AIM: Extract the listing below in full, unchanged.
>>>>
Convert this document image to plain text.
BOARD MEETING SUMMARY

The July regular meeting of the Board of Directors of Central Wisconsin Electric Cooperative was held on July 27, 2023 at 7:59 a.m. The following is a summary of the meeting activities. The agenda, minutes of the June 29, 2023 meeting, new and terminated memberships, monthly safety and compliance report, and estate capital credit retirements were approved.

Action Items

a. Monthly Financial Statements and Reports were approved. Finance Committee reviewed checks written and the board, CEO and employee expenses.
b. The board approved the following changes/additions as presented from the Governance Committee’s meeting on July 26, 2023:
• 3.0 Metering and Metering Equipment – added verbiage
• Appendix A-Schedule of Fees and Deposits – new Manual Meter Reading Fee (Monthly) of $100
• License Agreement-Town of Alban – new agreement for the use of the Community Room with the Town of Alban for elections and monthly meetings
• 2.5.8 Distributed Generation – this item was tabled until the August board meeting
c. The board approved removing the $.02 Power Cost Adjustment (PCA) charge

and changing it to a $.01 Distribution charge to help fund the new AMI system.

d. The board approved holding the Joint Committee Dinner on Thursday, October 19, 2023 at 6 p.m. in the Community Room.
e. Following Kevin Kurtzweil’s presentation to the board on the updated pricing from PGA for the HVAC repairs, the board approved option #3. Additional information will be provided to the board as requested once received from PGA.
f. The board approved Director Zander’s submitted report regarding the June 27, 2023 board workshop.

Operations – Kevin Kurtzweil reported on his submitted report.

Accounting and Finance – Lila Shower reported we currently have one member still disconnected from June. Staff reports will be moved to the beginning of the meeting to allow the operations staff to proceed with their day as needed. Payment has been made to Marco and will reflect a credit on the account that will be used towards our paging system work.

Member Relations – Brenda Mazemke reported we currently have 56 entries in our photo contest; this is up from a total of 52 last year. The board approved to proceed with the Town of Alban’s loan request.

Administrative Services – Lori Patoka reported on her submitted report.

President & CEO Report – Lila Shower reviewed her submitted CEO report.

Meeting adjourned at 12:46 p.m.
<<<<
CORRECT OUTPUT:
Convert this document image to plain text.
BOARD MEETING SUMMARY

The July regular meeting of the Board of Directors of Central Wisconsin Electric Cooperative was held on July 27, 2023 at 7:59 a.m. The following is a summary of the meeting activities. The agenda, minutes of the June 29, 2023 meeting, new and terminated memberships, monthly safety and compliance report, and estate capital credit retirements were approved.

Action Items

a. Monthly Financial Statements and Reports were approved. Finance Committee reviewed checks written and the board, CEO and employee expenses.
b. The board approved the following changes/additions as presented from the Governance Committee’s meeting on July 26, 2023:
• 3.0 Metering and Metering Equipment – added verbiage
• Appendix A-Schedule of Fees and Deposits – new Manual Meter Reading Fee (Monthly) of $100
• License Agreement-Town of Alban – new agreement for the use of the Community Room with the Town of Alban for elections and monthly meetings
• 2.5.8 Distributed Generation – this item was tabled until the August board meeting
c. The board approved removing the $.02 Power Cost Adjustment (PCA) charge

and changing it to a $.01 Distribution charge to help fund the new AMI system.

d. The board approved holding the Joint Committee Dinner on Thursday, October 19, 2023 at 6 p.m. in the Community Room.
e. Following Kevin Kurtzweil’s presentation to the board on the updated pricing from PGA for the HVAC repairs, the board approved option #3. Additional information will be provided to the board as requested once received from PGA.
f. The board approved Director Zander’s submitted report regarding the June 27, 2023 board workshop.

Operations – Kevin Kurtzweil reported on his submitted report.

Accounting and Finance – Lila Shower reported we currently have one member still disconnected from June. Staff reports will be moved to the beginning of the meeting to allow the operations staff to proceed with their day as needed. Payment has been made to Marco and will reflect a credit on the account that will be used towards our paging system work.

Member Relations – Brenda Mazemke reported we currently have 56 entries in our photo contest; this is up from a total of 52 last year. The board approved to proceed with the Town of Alban’s loan request.

Administrative Services – Lori Patoka reported on her submitted report.

President & CEO Report – Lila Shower reviewed her submitted CEO report.

Meeting adjourned at 12:46 p.m.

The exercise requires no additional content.